Please find all lines in the data that hold the string "Meaning" and copy them.
** Begin PROVIDED RECORDS **
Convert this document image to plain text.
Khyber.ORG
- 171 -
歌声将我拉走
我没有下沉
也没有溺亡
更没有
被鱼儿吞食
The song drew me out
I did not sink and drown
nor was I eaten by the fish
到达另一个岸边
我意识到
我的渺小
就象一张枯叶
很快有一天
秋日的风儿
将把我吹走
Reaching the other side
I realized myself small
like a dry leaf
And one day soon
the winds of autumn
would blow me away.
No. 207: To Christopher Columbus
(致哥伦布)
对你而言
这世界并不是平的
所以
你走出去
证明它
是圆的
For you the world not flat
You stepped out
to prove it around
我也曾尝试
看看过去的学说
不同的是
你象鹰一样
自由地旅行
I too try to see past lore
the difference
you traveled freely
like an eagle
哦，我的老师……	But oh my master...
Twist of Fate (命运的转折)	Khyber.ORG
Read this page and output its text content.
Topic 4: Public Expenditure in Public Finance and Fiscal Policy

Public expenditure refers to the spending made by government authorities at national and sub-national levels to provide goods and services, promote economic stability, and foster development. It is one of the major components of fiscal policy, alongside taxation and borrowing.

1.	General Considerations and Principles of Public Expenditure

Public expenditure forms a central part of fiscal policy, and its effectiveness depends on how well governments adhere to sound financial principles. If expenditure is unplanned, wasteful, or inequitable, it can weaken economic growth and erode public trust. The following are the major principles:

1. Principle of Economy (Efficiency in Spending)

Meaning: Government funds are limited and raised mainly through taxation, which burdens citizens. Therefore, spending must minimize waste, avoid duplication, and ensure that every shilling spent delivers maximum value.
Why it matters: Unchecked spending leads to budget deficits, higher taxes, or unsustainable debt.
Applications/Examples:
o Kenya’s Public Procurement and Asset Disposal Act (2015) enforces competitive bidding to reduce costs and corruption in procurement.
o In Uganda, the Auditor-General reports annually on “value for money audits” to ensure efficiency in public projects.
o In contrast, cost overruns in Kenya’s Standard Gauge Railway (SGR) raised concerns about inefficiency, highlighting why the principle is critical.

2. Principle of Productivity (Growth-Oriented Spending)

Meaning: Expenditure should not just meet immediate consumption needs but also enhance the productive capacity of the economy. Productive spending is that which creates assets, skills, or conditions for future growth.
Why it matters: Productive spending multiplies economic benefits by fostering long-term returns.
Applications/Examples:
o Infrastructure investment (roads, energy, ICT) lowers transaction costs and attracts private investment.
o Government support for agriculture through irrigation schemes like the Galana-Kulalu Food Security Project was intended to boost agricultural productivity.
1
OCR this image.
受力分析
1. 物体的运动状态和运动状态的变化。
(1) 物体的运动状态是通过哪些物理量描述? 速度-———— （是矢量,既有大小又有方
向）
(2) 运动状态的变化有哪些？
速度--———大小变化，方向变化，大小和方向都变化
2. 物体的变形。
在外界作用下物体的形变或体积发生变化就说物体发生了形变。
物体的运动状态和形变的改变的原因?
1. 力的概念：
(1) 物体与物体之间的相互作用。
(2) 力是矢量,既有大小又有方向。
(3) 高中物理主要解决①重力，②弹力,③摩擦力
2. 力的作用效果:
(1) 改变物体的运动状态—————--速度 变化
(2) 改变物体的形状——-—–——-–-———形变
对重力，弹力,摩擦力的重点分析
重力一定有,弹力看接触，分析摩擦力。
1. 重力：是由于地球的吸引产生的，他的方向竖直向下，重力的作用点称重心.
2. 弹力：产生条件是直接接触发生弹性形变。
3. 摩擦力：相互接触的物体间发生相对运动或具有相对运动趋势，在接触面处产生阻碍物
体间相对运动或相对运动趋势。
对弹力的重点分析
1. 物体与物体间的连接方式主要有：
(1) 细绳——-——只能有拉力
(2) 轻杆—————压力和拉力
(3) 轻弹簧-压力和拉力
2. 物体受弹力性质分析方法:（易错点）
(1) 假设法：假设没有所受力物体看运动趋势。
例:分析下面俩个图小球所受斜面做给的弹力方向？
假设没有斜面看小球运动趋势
** End PROVIDED RECORDS **
■ EXERCISE RESULT:
Meaning: Government funds are limited and raised mainly through taxation, which burdens citizens. Therefore, spending must minimize waste, avoid duplication, and ensure that every shilling spent delivers maximum value.
Meaning: Expenditure should not just meet immediate consumption needs but also enhance the productive capacity of the economy. Productive spending is that which creates assets, skills, or conditions for future growth.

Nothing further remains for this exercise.